» **Requirements**: Look for the word "Acumulado" in the entries below, then copy every line that has it.

» **Given data**:

☆ ☆ ☆

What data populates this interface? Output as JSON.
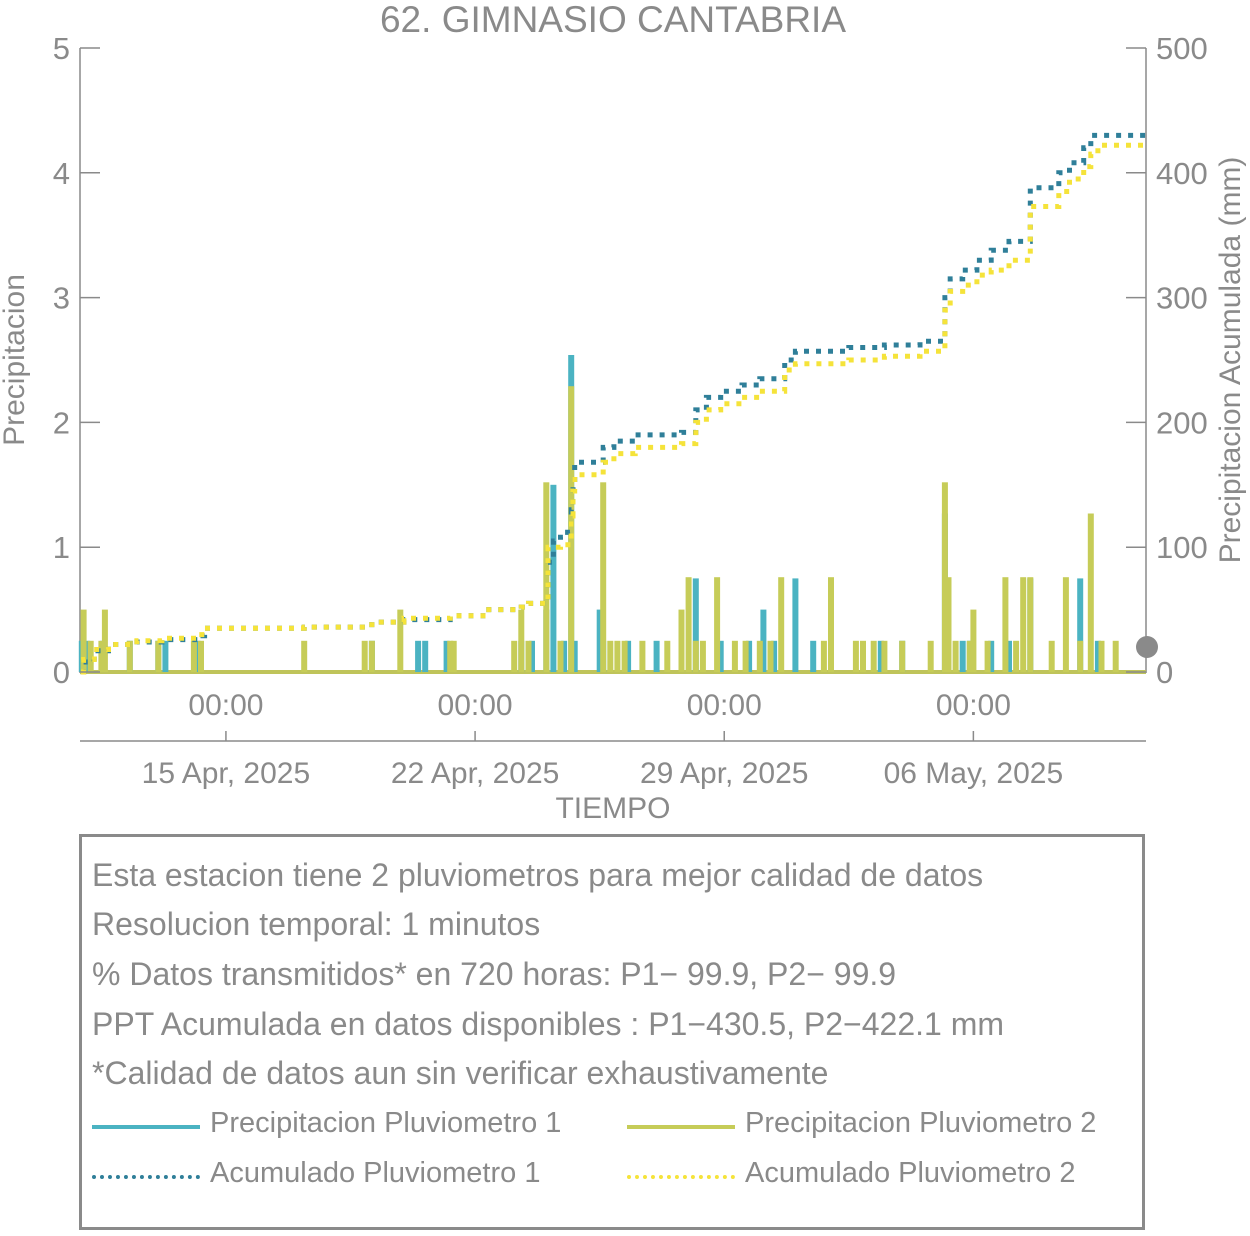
{
  "colors": {
    "p1": "#4bb3c2",
    "p2": "#c6cc58",
    "acc1": "#2f7f99",
    "acc2": "#f5e33a",
    "axis": "#8a8a8a"
  },
  "chart_data": {
    "type": "bar",
    "title": "62. GIMNASIO CANTABRIA",
    "xlabel": "TIEMPO",
    "ylabel": "Precipitacion",
    "y2label": "Precipitacion Acumulada (mm)",
    "ylim": [
      0,
      5
    ],
    "y2lim": [
      0,
      500
    ],
    "yticks": [
      0,
      1,
      2,
      3,
      4,
      5
    ],
    "y2ticks": [
      0,
      100,
      200,
      300,
      400,
      500
    ],
    "x_range_days": [
      10.9,
      40.85
    ],
    "x_ticks": [
      {
        "day": 15,
        "time_label": "00:00",
        "date_label": "15 Apr, 2025"
      },
      {
        "day": 22,
        "time_label": "00:00",
        "date_label": "22 Apr, 2025"
      },
      {
        "day": 29,
        "time_label": "00:00",
        "date_label": "29 Apr, 2025"
      },
      {
        "day": 36,
        "time_label": "00:00",
        "date_label": "06 May, 2025"
      }
    ],
    "grid": false,
    "series": [
      {
        "name": "Precipitacion Pluviometro 1",
        "kind": "bar",
        "axis": "left",
        "points": [
          [
            10.95,
            0.25
          ],
          [
            11.1,
            0.25
          ],
          [
            11.55,
            0.25
          ],
          [
            12.3,
            0.25
          ],
          [
            13.1,
            0.25
          ],
          [
            13.3,
            0.25
          ],
          [
            14.2,
            0.25
          ],
          [
            19.1,
            0.25
          ],
          [
            20.4,
            0.25
          ],
          [
            20.6,
            0.25
          ],
          [
            21.2,
            0.25
          ],
          [
            23.3,
            0.25
          ],
          [
            23.6,
            0.25
          ],
          [
            24.0,
            0.5
          ],
          [
            24.2,
            1.5
          ],
          [
            24.5,
            0.25
          ],
          [
            24.7,
            2.54
          ],
          [
            24.8,
            0.25
          ],
          [
            25.5,
            0.5
          ],
          [
            25.6,
            0.25
          ],
          [
            26.3,
            0.25
          ],
          [
            27.1,
            0.25
          ],
          [
            27.8,
            0.25
          ],
          [
            28.2,
            0.75
          ],
          [
            28.9,
            0.25
          ],
          [
            29.7,
            0.25
          ],
          [
            30.1,
            0.5
          ],
          [
            30.4,
            0.25
          ],
          [
            31.0,
            0.75
          ],
          [
            31.5,
            0.25
          ],
          [
            32.0,
            0.25
          ],
          [
            33.4,
            0.25
          ],
          [
            34.0,
            0.25
          ],
          [
            35.2,
            1.27
          ],
          [
            35.7,
            0.25
          ],
          [
            35.9,
            0.25
          ],
          [
            36.5,
            0.25
          ],
          [
            37.0,
            0.25
          ],
          [
            37.6,
            0.75
          ],
          [
            39.0,
            0.75
          ],
          [
            39.5,
            0.25
          ]
        ]
      },
      {
        "name": "Precipitacion Pluviometro 2",
        "kind": "bar",
        "axis": "left",
        "points": [
          [
            11.0,
            0.5
          ],
          [
            11.2,
            0.25
          ],
          [
            11.5,
            0.25
          ],
          [
            11.6,
            0.5
          ],
          [
            12.3,
            0.25
          ],
          [
            13.1,
            0.25
          ],
          [
            14.1,
            0.25
          ],
          [
            14.3,
            0.25
          ],
          [
            17.2,
            0.25
          ],
          [
            18.9,
            0.25
          ],
          [
            19.1,
            0.25
          ],
          [
            19.9,
            0.5
          ],
          [
            21.3,
            0.25
          ],
          [
            21.4,
            0.25
          ],
          [
            23.1,
            0.25
          ],
          [
            23.3,
            0.5
          ],
          [
            23.5,
            0.25
          ],
          [
            24.0,
            1.52
          ],
          [
            24.4,
            0.25
          ],
          [
            24.7,
            2.29
          ],
          [
            25.6,
            1.52
          ],
          [
            25.8,
            0.25
          ],
          [
            26.0,
            0.25
          ],
          [
            26.2,
            0.25
          ],
          [
            26.7,
            0.25
          ],
          [
            27.4,
            0.25
          ],
          [
            27.8,
            0.5
          ],
          [
            28.0,
            0.76
          ],
          [
            28.2,
            0.25
          ],
          [
            28.4,
            0.25
          ],
          [
            28.8,
            0.76
          ],
          [
            29.3,
            0.25
          ],
          [
            29.6,
            0.25
          ],
          [
            30.0,
            0.25
          ],
          [
            30.6,
            0.76
          ],
          [
            30.3,
            0.25
          ],
          [
            31.8,
            0.25
          ],
          [
            32.0,
            0.76
          ],
          [
            32.7,
            0.25
          ],
          [
            32.9,
            0.25
          ],
          [
            33.2,
            0.25
          ],
          [
            33.5,
            0.25
          ],
          [
            34.0,
            0.25
          ],
          [
            34.8,
            0.25
          ],
          [
            35.2,
            1.52
          ],
          [
            35.3,
            0.76
          ],
          [
            35.5,
            0.25
          ],
          [
            35.9,
            0.25
          ],
          [
            36.0,
            0.5
          ],
          [
            36.4,
            0.25
          ],
          [
            36.9,
            0.76
          ],
          [
            37.2,
            0.25
          ],
          [
            37.4,
            0.76
          ],
          [
            37.6,
            0.76
          ],
          [
            38.2,
            0.25
          ],
          [
            38.6,
            0.76
          ],
          [
            39.0,
            0.25
          ],
          [
            39.3,
            1.27
          ],
          [
            39.6,
            0.25
          ],
          [
            40.0,
            0.25
          ]
        ]
      },
      {
        "name": "Acumulado Pluviometro 1",
        "kind": "step-dotted",
        "axis": "right",
        "points": [
          [
            10.92,
            0
          ],
          [
            11.0,
            8
          ],
          [
            11.3,
            17
          ],
          [
            11.7,
            22
          ],
          [
            12.5,
            24
          ],
          [
            13.2,
            26
          ],
          [
            14.2,
            29
          ],
          [
            14.4,
            35
          ],
          [
            17.2,
            36
          ],
          [
            19.0,
            38
          ],
          [
            19.1,
            40
          ],
          [
            20.0,
            42
          ],
          [
            21.3,
            45
          ],
          [
            22.3,
            50
          ],
          [
            23.3,
            52
          ],
          [
            23.5,
            55
          ],
          [
            24.05,
            88
          ],
          [
            24.2,
            105
          ],
          [
            24.4,
            108
          ],
          [
            24.6,
            112
          ],
          [
            24.7,
            130
          ],
          [
            24.75,
            150
          ],
          [
            24.8,
            168
          ],
          [
            25.6,
            180
          ],
          [
            25.9,
            185
          ],
          [
            26.5,
            190
          ],
          [
            27.8,
            192
          ],
          [
            28.2,
            210
          ],
          [
            28.5,
            220
          ],
          [
            28.9,
            225
          ],
          [
            29.5,
            230
          ],
          [
            30.0,
            235
          ],
          [
            30.7,
            250
          ],
          [
            31.0,
            257
          ],
          [
            32.5,
            260
          ],
          [
            33.5,
            262
          ],
          [
            34.5,
            265
          ],
          [
            35.2,
            300
          ],
          [
            35.35,
            315
          ],
          [
            35.7,
            322
          ],
          [
            36.1,
            330
          ],
          [
            36.5,
            338
          ],
          [
            37.0,
            345
          ],
          [
            37.6,
            388
          ],
          [
            38.4,
            400
          ],
          [
            38.7,
            408
          ],
          [
            39.1,
            420
          ],
          [
            39.3,
            430
          ],
          [
            40.85,
            430
          ]
        ]
      },
      {
        "name": "Acumulado Pluviometro 2",
        "kind": "step-dotted",
        "axis": "right",
        "points": [
          [
            10.92,
            0
          ],
          [
            11.0,
            10
          ],
          [
            11.3,
            18
          ],
          [
            11.7,
            22
          ],
          [
            12.5,
            25
          ],
          [
            13.2,
            27
          ],
          [
            14.2,
            30
          ],
          [
            14.4,
            35
          ],
          [
            17.2,
            36
          ],
          [
            19.0,
            38
          ],
          [
            19.1,
            40
          ],
          [
            20.0,
            43
          ],
          [
            21.3,
            45
          ],
          [
            22.3,
            50
          ],
          [
            23.3,
            52
          ],
          [
            23.5,
            55
          ],
          [
            24.05,
            100
          ],
          [
            24.4,
            102
          ],
          [
            24.7,
            125
          ],
          [
            24.75,
            145
          ],
          [
            24.8,
            158
          ],
          [
            25.6,
            168
          ],
          [
            25.9,
            175
          ],
          [
            26.5,
            180
          ],
          [
            27.8,
            183
          ],
          [
            28.2,
            200
          ],
          [
            28.5,
            210
          ],
          [
            28.9,
            215
          ],
          [
            29.5,
            220
          ],
          [
            30.0,
            225
          ],
          [
            30.7,
            242
          ],
          [
            31.0,
            247
          ],
          [
            32.5,
            250
          ],
          [
            33.5,
            253
          ],
          [
            34.5,
            257
          ],
          [
            35.2,
            290
          ],
          [
            35.35,
            305
          ],
          [
            35.7,
            310
          ],
          [
            36.1,
            318
          ],
          [
            36.5,
            322
          ],
          [
            37.0,
            330
          ],
          [
            37.6,
            373
          ],
          [
            38.4,
            385
          ],
          [
            38.7,
            395
          ],
          [
            39.1,
            405
          ],
          [
            39.3,
            415
          ],
          [
            39.5,
            422
          ],
          [
            40.85,
            422
          ]
        ]
      }
    ]
  },
  "info": {
    "line1": "Esta estacion tiene 2 pluviometros para mejor calidad de datos",
    "line2": "Resolucion temporal: 1 minutos",
    "line3": "% Datos transmitidos* en 720 horas: P1− 99.9, P2− 99.9",
    "line4": "PPT Acumulada en datos disponibles : P1−430.5, P2−422.1 mm",
    "line5": "*Calidad de datos aun sin verificar exhaustivamente"
  },
  "legend": [
    {
      "label": "Precipitacion Pluviometro 1",
      "style": "solid",
      "color": "#4bb3c2"
    },
    {
      "label": "Precipitacion Pluviometro 2",
      "style": "solid",
      "color": "#c6cc58"
    },
    {
      "label": "Acumulado Pluviometro 1",
      "style": "dotted",
      "color": "#2f7f99"
    },
    {
      "label": "Acumulado Pluviometro 2",
      "style": "dotted",
      "color": "#f5e33a"
    }
  ]
}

☆ ☆ ☆

» **Result of the exercise**:
        "name": "Acumulado Pluviometro 1",
        "name": "Acumulado Pluviometro 2",
      "label": "Acumulado Pluviometro 1",
      "label": "Acumulado Pluviometro 2",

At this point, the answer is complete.